- **WHAT IS BEING ASKED**
Work through the data and report how many lines include the string "JSON", giving the number alone.

- **GIVEN DATA**
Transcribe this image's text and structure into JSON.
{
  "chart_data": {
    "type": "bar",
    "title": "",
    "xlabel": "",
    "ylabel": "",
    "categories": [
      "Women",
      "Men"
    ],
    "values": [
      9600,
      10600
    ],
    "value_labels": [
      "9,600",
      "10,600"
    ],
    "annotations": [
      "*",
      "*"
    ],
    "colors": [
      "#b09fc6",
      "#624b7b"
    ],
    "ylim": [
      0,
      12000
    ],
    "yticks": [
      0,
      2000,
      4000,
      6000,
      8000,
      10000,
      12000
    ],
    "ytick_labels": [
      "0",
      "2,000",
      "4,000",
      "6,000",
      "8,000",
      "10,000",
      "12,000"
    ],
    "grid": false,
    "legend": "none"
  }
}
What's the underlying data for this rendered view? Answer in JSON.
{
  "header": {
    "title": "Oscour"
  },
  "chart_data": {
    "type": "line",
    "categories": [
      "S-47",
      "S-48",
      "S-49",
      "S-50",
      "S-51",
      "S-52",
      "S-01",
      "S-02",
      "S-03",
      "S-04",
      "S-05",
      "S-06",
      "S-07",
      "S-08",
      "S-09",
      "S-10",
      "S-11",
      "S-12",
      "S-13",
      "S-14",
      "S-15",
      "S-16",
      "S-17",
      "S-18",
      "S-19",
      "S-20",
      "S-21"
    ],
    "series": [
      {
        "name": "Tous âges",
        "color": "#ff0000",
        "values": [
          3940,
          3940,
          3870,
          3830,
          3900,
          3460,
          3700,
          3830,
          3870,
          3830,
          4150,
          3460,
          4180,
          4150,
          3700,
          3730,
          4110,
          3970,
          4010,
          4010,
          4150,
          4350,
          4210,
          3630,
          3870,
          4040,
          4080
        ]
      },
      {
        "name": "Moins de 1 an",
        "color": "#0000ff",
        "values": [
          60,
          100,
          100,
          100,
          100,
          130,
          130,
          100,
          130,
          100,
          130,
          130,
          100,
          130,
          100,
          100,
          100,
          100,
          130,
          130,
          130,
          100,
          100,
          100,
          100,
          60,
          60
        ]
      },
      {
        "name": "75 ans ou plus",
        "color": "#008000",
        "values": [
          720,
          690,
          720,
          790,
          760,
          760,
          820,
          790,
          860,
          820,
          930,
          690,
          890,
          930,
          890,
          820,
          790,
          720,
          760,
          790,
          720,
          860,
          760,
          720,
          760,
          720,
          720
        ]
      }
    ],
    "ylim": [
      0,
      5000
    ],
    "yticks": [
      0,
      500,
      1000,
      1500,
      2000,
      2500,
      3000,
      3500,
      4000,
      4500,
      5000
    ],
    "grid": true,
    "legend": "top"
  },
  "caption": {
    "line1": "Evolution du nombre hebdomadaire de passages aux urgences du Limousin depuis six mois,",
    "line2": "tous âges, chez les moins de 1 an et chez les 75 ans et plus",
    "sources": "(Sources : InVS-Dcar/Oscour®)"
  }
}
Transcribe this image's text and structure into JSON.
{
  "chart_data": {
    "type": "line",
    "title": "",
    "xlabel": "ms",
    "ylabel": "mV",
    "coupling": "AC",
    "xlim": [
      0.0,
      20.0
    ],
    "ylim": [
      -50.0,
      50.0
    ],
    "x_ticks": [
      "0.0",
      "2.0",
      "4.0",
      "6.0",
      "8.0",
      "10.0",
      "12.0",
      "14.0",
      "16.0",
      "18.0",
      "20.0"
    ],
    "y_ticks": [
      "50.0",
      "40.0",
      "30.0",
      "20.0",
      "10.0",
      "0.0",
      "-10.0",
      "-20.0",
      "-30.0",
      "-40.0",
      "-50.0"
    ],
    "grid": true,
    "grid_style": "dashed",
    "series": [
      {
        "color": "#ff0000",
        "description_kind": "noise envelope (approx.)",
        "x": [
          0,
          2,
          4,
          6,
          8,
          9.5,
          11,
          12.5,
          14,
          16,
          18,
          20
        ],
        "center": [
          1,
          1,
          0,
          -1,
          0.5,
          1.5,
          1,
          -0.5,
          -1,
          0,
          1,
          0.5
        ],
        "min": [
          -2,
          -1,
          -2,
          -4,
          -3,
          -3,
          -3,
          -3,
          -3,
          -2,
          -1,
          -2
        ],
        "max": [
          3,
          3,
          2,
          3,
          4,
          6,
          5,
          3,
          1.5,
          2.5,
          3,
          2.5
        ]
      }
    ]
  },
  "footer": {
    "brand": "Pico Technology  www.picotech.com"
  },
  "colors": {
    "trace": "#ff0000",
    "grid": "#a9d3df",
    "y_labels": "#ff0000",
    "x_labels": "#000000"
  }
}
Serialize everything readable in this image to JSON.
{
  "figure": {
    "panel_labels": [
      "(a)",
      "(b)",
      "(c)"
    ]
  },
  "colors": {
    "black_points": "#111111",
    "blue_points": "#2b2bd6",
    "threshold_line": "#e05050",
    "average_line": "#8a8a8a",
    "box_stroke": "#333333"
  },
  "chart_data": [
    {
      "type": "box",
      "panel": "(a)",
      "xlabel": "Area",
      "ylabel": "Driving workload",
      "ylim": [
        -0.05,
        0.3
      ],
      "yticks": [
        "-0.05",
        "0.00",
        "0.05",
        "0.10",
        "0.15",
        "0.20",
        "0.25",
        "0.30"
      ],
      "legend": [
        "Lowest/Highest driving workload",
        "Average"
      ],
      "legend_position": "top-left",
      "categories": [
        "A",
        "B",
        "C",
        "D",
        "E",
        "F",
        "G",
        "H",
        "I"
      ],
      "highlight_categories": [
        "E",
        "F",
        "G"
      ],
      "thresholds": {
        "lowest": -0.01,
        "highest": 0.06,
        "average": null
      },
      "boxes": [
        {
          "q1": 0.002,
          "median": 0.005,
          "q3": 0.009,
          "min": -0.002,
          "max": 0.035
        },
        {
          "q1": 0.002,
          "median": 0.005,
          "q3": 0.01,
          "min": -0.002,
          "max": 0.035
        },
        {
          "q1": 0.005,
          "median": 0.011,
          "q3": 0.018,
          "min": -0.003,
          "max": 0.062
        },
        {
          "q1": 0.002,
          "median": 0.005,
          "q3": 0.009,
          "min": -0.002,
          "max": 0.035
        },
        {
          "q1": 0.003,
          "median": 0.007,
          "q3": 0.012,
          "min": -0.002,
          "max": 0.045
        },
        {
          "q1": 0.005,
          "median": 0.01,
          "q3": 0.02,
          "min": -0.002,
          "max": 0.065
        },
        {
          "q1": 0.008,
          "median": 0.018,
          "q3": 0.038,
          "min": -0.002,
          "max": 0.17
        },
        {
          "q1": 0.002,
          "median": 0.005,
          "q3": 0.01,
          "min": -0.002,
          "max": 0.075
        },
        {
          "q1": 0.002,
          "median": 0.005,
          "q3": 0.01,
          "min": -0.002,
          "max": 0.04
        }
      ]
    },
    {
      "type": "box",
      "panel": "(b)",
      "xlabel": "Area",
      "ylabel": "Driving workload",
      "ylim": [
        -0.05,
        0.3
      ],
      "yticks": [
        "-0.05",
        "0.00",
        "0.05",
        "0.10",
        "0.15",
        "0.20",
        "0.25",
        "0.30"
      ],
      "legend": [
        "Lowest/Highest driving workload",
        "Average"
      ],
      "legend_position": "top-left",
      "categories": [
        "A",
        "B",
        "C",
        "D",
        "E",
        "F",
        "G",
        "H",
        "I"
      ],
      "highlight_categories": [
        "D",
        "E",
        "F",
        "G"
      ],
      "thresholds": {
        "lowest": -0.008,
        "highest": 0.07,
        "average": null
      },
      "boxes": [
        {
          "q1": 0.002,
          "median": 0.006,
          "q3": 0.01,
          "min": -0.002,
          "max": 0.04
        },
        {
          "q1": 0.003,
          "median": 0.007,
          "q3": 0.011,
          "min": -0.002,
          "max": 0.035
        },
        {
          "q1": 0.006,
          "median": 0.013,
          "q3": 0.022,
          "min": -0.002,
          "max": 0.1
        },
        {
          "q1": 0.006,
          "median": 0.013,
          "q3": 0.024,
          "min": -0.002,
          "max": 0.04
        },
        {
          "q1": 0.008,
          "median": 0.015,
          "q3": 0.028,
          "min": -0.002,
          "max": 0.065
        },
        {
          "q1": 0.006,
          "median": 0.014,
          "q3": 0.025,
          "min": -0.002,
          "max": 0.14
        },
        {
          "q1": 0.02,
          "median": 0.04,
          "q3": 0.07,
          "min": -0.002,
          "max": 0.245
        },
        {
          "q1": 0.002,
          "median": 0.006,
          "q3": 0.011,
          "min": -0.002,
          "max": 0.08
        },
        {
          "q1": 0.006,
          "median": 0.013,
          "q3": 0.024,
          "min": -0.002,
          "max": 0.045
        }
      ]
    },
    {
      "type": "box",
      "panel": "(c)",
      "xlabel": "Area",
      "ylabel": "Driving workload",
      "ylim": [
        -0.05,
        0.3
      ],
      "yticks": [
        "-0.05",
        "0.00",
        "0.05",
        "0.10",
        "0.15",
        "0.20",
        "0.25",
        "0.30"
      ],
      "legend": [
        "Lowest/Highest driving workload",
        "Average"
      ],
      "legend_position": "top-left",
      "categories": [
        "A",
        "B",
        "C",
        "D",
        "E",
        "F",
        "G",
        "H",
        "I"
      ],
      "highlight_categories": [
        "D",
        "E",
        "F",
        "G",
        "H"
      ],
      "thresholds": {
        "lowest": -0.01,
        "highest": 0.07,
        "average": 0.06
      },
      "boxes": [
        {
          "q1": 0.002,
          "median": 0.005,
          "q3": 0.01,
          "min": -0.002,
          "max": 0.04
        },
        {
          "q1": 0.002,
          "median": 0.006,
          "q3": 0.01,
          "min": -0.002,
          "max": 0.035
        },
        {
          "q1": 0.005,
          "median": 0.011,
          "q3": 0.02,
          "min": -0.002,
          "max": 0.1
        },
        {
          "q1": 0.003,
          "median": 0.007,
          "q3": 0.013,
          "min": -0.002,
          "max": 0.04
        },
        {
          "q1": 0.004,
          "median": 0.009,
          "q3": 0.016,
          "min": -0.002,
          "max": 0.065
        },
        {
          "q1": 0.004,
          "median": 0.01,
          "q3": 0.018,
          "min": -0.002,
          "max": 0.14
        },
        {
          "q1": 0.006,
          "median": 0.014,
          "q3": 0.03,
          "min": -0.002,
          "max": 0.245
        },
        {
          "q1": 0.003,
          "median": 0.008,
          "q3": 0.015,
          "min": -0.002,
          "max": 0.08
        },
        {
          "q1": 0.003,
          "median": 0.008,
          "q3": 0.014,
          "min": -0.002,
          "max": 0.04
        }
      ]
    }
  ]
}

- **TASK OUTPUT**
4